Records to process

================

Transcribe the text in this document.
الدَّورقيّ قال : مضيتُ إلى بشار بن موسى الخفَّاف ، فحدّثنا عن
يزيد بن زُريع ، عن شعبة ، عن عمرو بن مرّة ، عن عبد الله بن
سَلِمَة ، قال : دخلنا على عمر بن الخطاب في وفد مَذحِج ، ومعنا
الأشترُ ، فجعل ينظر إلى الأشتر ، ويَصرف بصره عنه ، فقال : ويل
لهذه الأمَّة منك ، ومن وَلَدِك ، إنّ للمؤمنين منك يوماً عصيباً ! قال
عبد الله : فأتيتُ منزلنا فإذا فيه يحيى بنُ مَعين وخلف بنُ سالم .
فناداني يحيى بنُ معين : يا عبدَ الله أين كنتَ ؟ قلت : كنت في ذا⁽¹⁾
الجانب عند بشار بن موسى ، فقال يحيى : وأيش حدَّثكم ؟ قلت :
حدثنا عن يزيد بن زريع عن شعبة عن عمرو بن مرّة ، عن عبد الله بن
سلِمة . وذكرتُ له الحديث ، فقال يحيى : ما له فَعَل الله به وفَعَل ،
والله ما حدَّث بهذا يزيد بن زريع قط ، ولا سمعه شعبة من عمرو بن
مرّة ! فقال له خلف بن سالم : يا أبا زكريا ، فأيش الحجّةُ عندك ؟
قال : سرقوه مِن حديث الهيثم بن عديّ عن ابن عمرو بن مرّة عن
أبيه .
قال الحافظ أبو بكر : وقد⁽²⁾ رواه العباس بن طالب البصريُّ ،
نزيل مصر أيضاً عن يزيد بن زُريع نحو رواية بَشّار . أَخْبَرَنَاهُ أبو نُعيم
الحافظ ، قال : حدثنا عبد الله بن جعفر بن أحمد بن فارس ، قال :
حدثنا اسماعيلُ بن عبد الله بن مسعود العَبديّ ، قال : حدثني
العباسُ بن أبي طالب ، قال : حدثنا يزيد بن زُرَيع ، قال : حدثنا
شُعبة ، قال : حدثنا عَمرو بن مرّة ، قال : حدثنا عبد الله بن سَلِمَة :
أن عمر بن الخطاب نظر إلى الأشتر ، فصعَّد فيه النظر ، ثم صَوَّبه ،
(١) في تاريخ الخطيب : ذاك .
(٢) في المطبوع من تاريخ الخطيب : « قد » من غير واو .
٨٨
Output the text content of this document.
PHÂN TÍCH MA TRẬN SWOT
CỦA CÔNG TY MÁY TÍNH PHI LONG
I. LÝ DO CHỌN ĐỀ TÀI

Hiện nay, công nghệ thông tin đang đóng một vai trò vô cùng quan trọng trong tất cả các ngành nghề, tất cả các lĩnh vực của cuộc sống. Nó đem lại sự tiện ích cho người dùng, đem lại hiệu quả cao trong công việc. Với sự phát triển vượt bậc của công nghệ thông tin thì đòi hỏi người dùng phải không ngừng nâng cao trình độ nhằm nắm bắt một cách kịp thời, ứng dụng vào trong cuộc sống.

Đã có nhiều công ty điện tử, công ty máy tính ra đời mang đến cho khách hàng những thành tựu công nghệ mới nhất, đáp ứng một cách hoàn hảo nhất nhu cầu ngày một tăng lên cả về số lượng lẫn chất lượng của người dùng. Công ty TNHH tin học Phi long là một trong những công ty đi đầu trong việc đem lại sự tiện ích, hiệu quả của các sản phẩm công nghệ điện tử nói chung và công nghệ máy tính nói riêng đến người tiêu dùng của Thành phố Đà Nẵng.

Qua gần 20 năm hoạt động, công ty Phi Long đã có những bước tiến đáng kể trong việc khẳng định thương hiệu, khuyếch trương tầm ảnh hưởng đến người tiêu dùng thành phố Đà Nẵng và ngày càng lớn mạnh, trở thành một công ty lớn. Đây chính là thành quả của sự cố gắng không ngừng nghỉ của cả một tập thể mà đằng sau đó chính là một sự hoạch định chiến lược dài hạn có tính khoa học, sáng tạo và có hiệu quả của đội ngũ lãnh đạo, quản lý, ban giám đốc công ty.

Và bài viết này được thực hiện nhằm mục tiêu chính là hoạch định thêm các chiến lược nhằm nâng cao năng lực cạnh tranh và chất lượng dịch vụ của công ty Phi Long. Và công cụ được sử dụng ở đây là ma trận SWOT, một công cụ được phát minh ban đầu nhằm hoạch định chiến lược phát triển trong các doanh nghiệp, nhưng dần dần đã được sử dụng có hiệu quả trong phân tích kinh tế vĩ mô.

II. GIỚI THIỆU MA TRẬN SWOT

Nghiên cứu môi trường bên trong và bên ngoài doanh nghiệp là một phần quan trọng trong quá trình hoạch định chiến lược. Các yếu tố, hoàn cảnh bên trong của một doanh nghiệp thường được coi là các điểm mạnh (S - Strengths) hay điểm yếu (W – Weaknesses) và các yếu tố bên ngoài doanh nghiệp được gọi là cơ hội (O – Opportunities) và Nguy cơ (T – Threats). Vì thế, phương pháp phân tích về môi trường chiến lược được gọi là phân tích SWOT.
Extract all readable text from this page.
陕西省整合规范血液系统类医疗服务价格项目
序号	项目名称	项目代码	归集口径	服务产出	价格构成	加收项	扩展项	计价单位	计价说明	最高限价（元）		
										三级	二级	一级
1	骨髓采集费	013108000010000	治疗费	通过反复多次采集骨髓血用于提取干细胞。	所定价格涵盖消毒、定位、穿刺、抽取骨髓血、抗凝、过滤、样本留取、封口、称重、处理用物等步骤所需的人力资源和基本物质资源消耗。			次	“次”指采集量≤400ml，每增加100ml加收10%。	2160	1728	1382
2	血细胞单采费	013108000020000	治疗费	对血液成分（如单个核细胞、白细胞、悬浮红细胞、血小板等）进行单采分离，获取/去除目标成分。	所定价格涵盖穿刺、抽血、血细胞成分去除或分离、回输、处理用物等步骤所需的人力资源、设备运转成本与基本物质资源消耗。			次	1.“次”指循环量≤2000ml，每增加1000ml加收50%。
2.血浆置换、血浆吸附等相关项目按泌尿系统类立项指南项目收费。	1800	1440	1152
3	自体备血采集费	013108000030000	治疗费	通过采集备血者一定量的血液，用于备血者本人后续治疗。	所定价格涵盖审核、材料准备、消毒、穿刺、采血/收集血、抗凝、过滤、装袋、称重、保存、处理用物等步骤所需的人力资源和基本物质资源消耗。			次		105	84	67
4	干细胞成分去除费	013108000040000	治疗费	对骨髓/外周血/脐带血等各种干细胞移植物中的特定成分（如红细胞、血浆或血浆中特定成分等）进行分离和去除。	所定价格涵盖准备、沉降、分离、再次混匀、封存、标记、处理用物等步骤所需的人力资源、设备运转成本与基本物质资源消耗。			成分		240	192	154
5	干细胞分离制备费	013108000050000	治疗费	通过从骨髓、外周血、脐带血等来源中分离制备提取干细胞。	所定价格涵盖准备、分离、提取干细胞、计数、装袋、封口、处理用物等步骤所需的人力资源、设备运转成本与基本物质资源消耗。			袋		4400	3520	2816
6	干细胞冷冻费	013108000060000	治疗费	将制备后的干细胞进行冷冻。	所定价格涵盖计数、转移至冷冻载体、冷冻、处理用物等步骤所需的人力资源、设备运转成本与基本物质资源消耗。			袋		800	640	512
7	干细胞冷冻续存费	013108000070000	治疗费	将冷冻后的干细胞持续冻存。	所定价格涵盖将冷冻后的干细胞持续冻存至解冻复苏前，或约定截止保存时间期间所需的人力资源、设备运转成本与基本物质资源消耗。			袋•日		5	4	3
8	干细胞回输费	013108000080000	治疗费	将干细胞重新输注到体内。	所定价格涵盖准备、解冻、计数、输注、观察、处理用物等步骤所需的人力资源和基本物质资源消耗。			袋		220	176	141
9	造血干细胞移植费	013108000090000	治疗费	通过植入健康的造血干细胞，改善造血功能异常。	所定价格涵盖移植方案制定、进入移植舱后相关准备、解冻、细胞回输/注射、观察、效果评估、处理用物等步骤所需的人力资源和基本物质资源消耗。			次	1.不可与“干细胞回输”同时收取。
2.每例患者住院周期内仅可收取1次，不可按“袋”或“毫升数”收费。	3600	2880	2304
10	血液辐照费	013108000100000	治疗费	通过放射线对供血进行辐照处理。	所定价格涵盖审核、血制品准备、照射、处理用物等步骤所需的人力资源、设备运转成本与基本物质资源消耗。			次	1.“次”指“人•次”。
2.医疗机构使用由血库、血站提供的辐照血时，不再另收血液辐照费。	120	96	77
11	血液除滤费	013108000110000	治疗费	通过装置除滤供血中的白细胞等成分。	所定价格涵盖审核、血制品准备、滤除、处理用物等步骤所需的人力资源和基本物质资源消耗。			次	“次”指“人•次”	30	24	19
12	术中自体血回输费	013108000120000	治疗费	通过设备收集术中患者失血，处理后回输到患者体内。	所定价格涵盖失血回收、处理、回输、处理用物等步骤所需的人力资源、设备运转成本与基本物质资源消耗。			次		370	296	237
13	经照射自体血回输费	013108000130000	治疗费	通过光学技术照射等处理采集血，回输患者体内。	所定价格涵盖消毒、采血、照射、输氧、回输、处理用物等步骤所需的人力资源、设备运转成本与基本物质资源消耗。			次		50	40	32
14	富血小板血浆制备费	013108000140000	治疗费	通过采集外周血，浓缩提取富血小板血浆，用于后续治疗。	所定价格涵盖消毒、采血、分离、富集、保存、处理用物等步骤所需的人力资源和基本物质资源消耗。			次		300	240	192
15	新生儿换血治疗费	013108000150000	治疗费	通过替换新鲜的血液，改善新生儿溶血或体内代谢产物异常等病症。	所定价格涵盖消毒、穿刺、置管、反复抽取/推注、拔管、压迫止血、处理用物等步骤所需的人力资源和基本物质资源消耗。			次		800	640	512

================

To be done
From the listing above, collect each line in which the string "حدثنا" appears.

Answer for this exercise
حدثنا عن يزيد بن زريع عن شعبة عن عمرو بن مرّة ، عن عبد الله بن
الحافظ ، قال : حدثنا عبد الله بن جعفر بن أحمد بن فارس ، قال :
حدثنا اسماعيلُ بن عبد الله بن مسعود العَبديّ ، قال : حدثني
العباسُ بن أبي طالب ، قال : حدثنا يزيد بن زُرَيع ، قال : حدثنا
شُعبة ، قال : حدثنا عَمرو بن مرّة ، قال : حدثنا عبد الله بن سَلِمَة :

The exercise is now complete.